━━ DATASET RECORDS ━━

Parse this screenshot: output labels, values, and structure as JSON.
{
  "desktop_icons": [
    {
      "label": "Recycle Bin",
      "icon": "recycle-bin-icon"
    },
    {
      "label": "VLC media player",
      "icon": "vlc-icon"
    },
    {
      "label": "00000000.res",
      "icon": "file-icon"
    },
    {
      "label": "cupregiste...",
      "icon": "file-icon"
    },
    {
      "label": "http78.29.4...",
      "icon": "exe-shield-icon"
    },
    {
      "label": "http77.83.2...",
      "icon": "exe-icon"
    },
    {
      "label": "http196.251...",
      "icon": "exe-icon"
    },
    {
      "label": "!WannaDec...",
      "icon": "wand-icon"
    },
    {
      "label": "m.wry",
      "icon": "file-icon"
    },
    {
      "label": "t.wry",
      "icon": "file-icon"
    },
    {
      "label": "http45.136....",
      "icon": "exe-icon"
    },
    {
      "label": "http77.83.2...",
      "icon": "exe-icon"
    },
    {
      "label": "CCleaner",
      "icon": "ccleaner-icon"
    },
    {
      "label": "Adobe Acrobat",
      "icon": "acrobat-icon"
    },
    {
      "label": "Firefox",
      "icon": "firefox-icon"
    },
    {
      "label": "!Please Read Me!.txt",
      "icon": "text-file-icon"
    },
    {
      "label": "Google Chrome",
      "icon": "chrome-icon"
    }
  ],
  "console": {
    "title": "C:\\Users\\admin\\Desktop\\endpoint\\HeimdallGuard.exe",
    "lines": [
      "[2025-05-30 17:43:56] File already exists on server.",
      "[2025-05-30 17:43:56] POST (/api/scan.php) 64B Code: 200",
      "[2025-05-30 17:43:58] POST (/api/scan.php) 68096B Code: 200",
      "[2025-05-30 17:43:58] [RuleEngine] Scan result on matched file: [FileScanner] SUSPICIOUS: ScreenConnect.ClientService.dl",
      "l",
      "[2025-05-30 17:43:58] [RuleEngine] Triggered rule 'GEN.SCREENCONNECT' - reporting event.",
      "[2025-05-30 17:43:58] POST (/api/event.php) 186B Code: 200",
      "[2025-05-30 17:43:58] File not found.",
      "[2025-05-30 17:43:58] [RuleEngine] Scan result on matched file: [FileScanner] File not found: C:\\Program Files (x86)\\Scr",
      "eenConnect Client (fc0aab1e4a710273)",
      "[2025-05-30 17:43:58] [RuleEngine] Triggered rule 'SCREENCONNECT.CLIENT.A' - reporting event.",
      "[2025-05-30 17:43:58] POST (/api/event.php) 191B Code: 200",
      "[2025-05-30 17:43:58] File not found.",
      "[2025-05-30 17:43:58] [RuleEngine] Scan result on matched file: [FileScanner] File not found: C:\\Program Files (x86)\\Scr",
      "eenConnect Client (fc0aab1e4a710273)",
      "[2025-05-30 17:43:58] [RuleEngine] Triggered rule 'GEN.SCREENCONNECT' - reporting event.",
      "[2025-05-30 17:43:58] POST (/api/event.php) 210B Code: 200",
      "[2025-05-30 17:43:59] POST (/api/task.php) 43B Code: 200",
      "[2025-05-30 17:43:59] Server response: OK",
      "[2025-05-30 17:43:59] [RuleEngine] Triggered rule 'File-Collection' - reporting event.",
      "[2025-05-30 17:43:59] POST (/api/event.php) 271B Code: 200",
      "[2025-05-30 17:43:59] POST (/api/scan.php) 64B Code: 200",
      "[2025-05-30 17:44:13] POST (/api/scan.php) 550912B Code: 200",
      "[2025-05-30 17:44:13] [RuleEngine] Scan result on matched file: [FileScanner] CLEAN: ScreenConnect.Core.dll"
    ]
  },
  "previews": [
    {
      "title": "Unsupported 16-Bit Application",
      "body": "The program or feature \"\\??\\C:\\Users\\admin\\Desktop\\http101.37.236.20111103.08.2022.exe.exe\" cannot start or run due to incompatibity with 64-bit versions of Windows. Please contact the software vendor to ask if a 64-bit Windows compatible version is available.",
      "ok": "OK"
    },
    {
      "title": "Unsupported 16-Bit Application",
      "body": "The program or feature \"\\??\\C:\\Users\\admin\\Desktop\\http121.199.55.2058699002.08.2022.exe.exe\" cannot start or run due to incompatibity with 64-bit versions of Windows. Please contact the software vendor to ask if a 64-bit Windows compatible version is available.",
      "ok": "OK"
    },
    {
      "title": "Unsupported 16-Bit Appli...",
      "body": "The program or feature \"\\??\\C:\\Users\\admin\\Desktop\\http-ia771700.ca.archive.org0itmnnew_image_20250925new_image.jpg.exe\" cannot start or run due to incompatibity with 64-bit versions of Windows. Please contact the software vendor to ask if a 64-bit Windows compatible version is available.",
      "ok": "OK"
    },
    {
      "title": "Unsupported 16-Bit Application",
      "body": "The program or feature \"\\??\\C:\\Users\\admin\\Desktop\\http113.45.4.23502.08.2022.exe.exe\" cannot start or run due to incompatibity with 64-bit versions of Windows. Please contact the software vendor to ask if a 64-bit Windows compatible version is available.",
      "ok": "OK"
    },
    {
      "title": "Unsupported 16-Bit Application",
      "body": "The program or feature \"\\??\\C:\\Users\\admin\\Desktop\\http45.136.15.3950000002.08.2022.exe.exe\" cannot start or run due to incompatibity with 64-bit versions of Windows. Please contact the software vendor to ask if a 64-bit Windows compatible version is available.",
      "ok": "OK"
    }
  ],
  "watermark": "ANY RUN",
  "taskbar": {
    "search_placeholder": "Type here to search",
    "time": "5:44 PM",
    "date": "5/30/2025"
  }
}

━━━

Reproduce the material in full, with no word added or dropped.

**ANSWER:**
Parse this screenshot: output labels, values, and structure as JSON.
{
  "desktop_icons": [
    {
      "label": "Recycle Bin",
      "icon": "recycle-bin-icon"
    },
    {
      "label": "VLC media player",
      "icon": "vlc-icon"
    },
    {
      "label": "00000000.res",
      "icon": "file-icon"
    },
    {
      "label": "cupregiste...",
      "icon": "file-icon"
    },
    {
      "label": "http78.29.4...",
      "icon": "exe-shield-icon"
    },
    {
      "label": "http77.83.2...",
      "icon": "exe-icon"
    },
    {
      "label": "http196.251...",
      "icon": "exe-icon"
    },
    {
      "label": "!WannaDec...",
      "icon": "wand-icon"
    },
    {
      "label": "m.wry",
      "icon": "file-icon"
    },
    {
      "label": "t.wry",
      "icon": "file-icon"
    },
    {
      "label": "http45.136....",
      "icon": "exe-icon"
    },
    {
      "label": "http77.83.2...",
      "icon": "exe-icon"
    },
    {
      "label": "CCleaner",
      "icon": "ccleaner-icon"
    },
    {
      "label": "Adobe Acrobat",
      "icon": "acrobat-icon"
    },
    {
      "label": "Firefox",
      "icon": "firefox-icon"
    },
    {
      "label": "!Please Read Me!.txt",
      "icon": "text-file-icon"
    },
    {
      "label": "Google Chrome",
      "icon": "chrome-icon"
    }
  ],
  "console": {
    "title": "C:\\Users\\admin\\Desktop\\endpoint\\HeimdallGuard.exe",
    "lines": [
      "[2025-05-30 17:43:56] File already exists on server.",
      "[2025-05-30 17:43:56] POST (/api/scan.php) 64B Code: 200",
      "[2025-05-30 17:43:58] POST (/api/scan.php) 68096B Code: 200",
      "[2025-05-30 17:43:58] [RuleEngine] Scan result on matched file: [FileScanner] SUSPICIOUS: ScreenConnect.ClientService.dl",
      "l",
      "[2025-05-30 17:43:58] [RuleEngine] Triggered rule 'GEN.SCREENCONNECT' - reporting event.",
      "[2025-05-30 17:43:58] POST (/api/event.php) 186B Code: 200",
      "[2025-05-30 17:43:58] File not found.",
      "[2025-05-30 17:43:58] [RuleEngine] Scan result on matched file: [FileScanner] File not found: C:\\Program Files (x86)\\Scr",
      "eenConnect Client (fc0aab1e4a710273)",
      "[2025-05-30 17:43:58] [RuleEngine] Triggered rule 'SCREENCONNECT.CLIENT.A' - reporting event.",
      "[2025-05-30 17:43:58] POST (/api/event.php) 191B Code: 200",
      "[2025-05-30 17:43:58] File not found.",
      "[2025-05-30 17:43:58] [RuleEngine] Scan result on matched file: [FileScanner] File not found: C:\\Program Files (x86)\\Scr",
      "eenConnect Client (fc0aab1e4a710273)",
      "[2025-05-30 17:43:58] [RuleEngine] Triggered rule 'GEN.SCREENCONNECT' - reporting event.",
      "[2025-05-30 17:43:58] POST (/api/event.php) 210B Code: 200",
      "[2025-05-30 17:43:59] POST (/api/task.php) 43B Code: 200",
      "[2025-05-30 17:43:59] Server response: OK",
      "[2025-05-30 17:43:59] [RuleEngine] Triggered rule 'File-Collection' - reporting event.",
      "[2025-05-30 17:43:59] POST (/api/event.php) 271B Code: 200",
      "[2025-05-30 17:43:59] POST (/api/scan.php) 64B Code: 200",
      "[2025-05-30 17:44:13] POST (/api/scan.php) 550912B Code: 200",
      "[2025-05-30 17:44:13] [RuleEngine] Scan result on matched file: [FileScanner] CLEAN: ScreenConnect.Core.dll"
    ]
  },
  "previews": [
    {
      "title": "Unsupported 16-Bit Application",
      "body": "The program or feature \"\\??\\C:\\Users\\admin\\Desktop\\http101.37.236.20111103.08.2022.exe.exe\" cannot start or run due to incompatibity with 64-bit versions of Windows. Please contact the software vendor to ask if a 64-bit Windows compatible version is available.",
      "ok": "OK"
    },
    {
      "title": "Unsupported 16-Bit Application",
      "body": "The program or feature \"\\??\\C:\\Users\\admin\\Desktop\\http121.199.55.2058699002.08.2022.exe.exe\" cannot start or run due to incompatibity with 64-bit versions of Windows. Please contact the software vendor to ask if a 64-bit Windows compatible version is available.",
      "ok": "OK"
    },
    {
      "title": "Unsupported 16-Bit Appli...",
      "body": "The program or feature \"\\??\\C:\\Users\\admin\\Desktop\\http-ia771700.ca.archive.org0itmnnew_image_20250925new_image.jpg.exe\" cannot start or run due to incompatibity with 64-bit versions of Windows. Please contact the software vendor to ask if a 64-bit Windows compatible version is available.",
      "ok": "OK"
    },
    {
      "title": "Unsupported 16-Bit Application",
      "body": "The program or feature \"\\??\\C:\\Users\\admin\\Desktop\\http113.45.4.23502.08.2022.exe.exe\" cannot start or run due to incompatibity with 64-bit versions of Windows. Please contact the software vendor to ask if a 64-bit Windows compatible version is available.",
      "ok": "OK"
    },
    {
      "title": "Unsupported 16-Bit Application",
      "body": "The program or feature \"\\??\\C:\\Users\\admin\\Desktop\\http45.136.15.3950000002.08.2022.exe.exe\" cannot start or run due to incompatibity with 64-bit versions of Windows. Please contact the software vendor to ask if a 64-bit Windows compatible version is available.",
      "ok": "OK"
    }
  ],
  "watermark": "ANY RUN",
  "taskbar": {
    "search_placeholder": "Type here to search",
    "time": "5:44 PM",
    "date": "5/30/2025"
  }
}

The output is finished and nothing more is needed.